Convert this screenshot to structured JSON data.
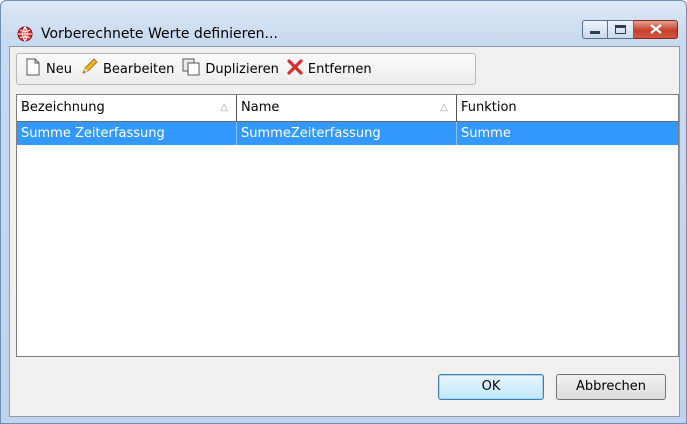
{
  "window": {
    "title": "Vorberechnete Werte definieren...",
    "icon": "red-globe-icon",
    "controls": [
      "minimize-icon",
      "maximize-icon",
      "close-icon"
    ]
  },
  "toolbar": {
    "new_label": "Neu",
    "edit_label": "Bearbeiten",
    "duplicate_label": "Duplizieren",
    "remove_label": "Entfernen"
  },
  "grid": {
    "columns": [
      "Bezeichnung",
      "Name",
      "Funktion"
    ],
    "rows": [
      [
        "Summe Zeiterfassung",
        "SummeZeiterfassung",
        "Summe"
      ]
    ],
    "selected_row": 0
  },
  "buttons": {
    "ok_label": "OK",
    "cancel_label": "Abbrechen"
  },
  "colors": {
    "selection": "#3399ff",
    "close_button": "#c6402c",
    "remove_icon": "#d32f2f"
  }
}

+ + +

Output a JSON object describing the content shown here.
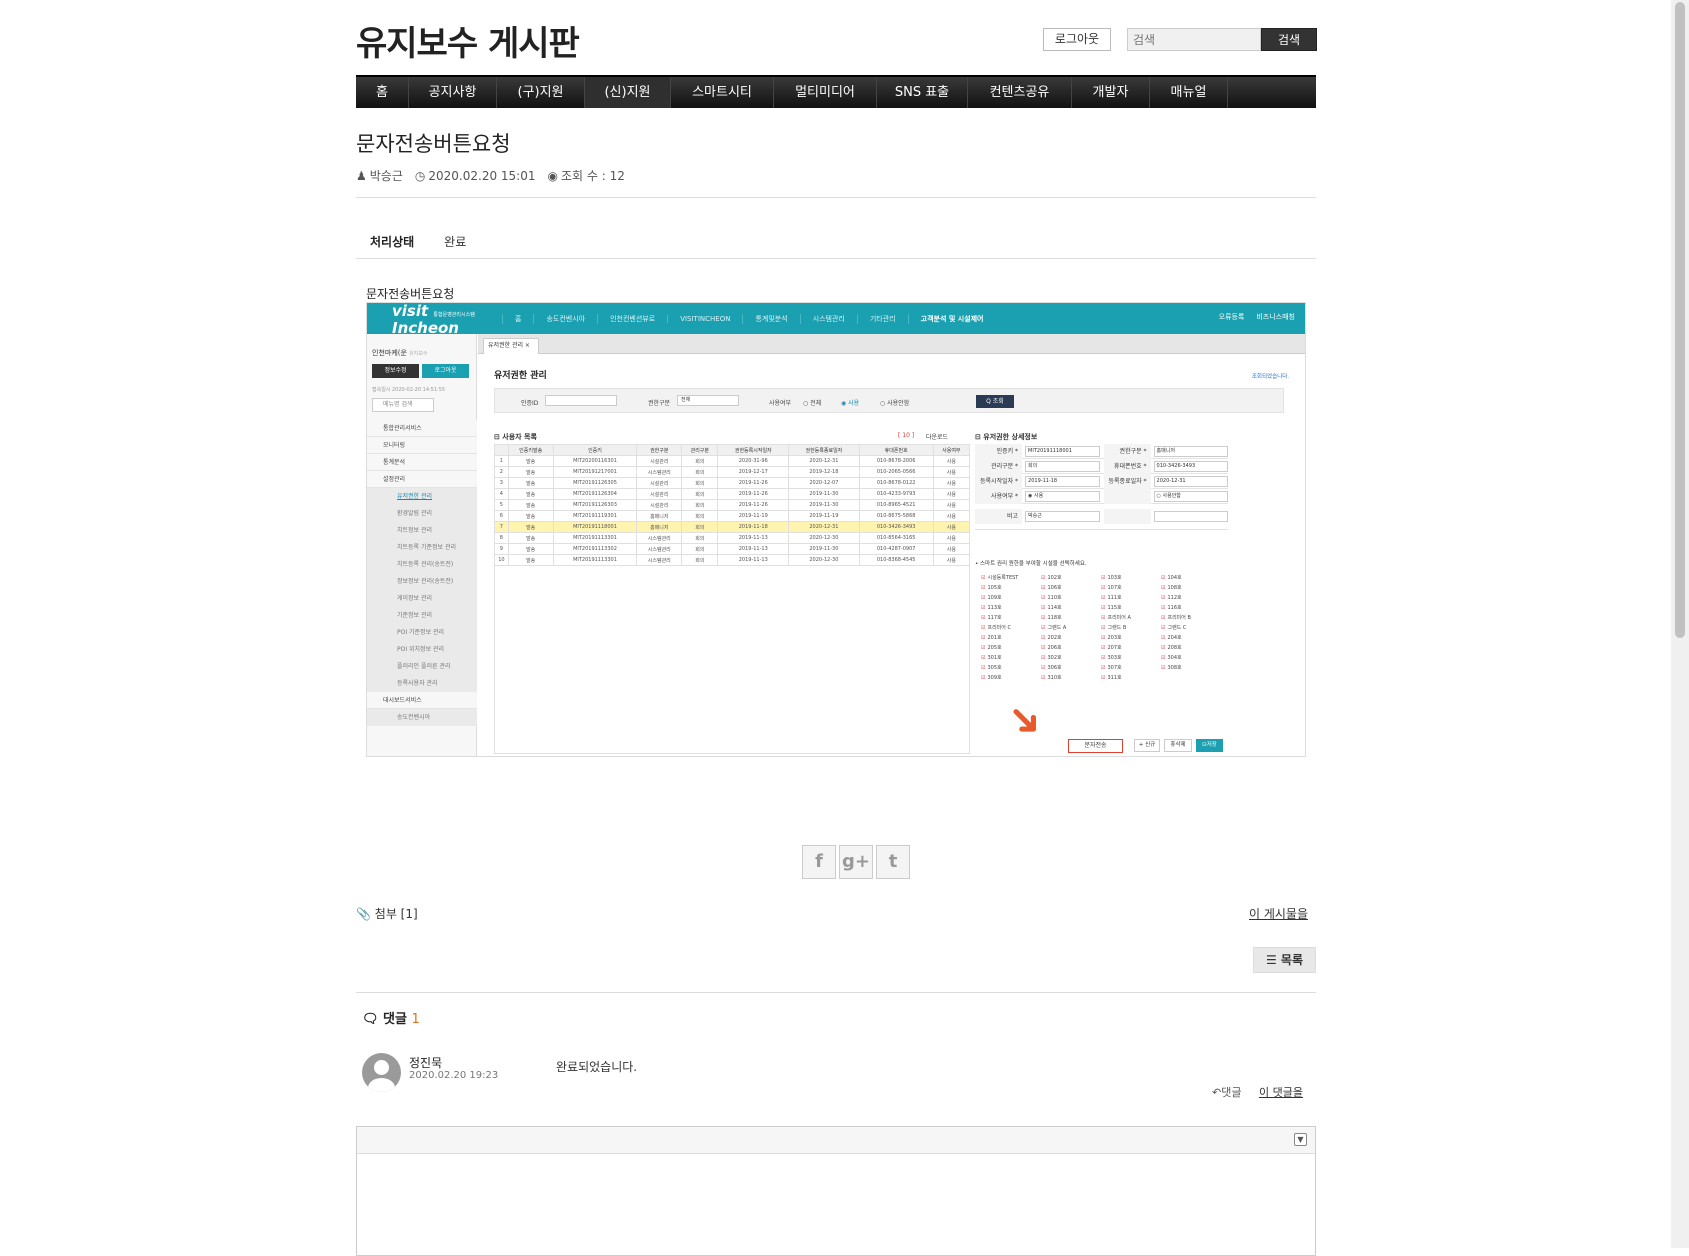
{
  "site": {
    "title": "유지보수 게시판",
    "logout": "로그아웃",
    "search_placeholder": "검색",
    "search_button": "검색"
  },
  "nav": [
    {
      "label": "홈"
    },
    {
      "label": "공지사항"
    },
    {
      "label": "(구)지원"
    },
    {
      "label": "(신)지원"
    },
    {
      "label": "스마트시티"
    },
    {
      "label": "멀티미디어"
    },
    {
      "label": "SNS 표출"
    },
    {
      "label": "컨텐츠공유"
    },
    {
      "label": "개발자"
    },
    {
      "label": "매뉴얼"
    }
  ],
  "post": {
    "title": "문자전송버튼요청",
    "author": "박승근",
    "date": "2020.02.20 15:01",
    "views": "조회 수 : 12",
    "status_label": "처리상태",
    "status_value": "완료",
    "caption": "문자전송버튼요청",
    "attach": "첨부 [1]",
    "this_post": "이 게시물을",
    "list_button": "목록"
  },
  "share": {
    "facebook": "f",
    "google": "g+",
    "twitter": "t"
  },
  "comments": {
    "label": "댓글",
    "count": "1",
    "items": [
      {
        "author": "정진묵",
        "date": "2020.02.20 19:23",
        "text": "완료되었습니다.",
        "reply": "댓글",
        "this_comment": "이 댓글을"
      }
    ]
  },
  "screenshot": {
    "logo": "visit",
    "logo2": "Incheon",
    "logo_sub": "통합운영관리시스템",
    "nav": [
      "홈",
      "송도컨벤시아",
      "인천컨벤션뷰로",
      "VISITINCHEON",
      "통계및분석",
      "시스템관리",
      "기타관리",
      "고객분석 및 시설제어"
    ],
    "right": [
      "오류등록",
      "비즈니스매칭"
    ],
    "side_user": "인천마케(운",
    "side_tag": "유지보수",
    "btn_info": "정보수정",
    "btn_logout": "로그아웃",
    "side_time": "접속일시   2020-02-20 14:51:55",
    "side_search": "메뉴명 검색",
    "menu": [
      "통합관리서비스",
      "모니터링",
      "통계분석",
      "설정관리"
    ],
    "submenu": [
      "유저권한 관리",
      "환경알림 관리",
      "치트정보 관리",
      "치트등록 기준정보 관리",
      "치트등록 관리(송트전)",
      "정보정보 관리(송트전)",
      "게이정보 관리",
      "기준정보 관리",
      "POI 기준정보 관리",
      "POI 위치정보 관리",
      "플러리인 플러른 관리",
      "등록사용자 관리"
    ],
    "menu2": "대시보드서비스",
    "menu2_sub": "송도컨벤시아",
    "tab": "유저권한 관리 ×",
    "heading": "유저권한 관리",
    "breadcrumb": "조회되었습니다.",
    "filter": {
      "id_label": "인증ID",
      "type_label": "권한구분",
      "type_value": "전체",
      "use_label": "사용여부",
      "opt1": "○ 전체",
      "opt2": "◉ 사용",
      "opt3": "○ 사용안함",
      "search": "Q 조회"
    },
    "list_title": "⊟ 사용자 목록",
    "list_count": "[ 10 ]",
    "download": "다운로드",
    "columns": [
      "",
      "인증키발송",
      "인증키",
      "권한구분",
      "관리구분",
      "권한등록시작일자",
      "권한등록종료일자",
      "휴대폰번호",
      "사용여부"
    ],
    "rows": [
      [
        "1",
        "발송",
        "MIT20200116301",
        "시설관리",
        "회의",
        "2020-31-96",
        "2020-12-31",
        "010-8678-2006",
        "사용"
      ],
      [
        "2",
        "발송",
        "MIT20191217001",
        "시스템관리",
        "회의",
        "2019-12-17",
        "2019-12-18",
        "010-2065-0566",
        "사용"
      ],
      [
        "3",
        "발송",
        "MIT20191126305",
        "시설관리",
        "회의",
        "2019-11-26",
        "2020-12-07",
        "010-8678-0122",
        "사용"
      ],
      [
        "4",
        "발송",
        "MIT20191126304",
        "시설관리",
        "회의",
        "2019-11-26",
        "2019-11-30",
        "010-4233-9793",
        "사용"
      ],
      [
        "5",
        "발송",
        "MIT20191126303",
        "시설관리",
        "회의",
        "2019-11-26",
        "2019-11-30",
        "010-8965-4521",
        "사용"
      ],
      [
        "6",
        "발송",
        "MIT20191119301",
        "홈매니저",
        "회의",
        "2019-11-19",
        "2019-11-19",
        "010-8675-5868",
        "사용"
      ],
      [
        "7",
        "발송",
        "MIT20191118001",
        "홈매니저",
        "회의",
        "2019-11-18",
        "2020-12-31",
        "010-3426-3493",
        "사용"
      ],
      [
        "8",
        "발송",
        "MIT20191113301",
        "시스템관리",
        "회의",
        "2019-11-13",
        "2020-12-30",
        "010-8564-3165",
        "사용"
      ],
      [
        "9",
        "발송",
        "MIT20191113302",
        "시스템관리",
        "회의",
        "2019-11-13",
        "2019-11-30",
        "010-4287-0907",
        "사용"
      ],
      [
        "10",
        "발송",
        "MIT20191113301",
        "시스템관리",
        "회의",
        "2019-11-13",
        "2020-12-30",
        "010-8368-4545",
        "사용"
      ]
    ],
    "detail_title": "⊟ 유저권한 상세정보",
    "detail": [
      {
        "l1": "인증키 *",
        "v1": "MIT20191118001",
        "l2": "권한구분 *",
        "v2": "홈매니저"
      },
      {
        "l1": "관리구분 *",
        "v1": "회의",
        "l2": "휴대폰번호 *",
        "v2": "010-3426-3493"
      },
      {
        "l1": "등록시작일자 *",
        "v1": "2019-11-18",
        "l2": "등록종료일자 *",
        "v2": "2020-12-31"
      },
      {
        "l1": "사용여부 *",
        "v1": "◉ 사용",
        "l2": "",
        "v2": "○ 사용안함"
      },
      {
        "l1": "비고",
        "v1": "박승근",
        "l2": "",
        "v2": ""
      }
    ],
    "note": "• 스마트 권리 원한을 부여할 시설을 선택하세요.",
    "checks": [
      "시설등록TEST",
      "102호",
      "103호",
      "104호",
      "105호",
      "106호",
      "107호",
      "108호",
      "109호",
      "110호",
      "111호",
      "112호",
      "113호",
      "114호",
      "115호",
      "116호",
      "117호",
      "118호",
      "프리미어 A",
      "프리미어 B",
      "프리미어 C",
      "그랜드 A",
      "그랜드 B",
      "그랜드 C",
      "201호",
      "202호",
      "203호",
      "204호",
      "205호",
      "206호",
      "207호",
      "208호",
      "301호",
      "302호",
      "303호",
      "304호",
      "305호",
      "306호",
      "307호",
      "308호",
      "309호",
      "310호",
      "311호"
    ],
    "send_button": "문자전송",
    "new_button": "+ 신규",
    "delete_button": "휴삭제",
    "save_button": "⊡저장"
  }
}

+ + +

| What is expected |
List the lines of the records where "screenshot" occurs.

| Expected answer |
Convert this screenshot to structured JSON data.
  "screenshot": {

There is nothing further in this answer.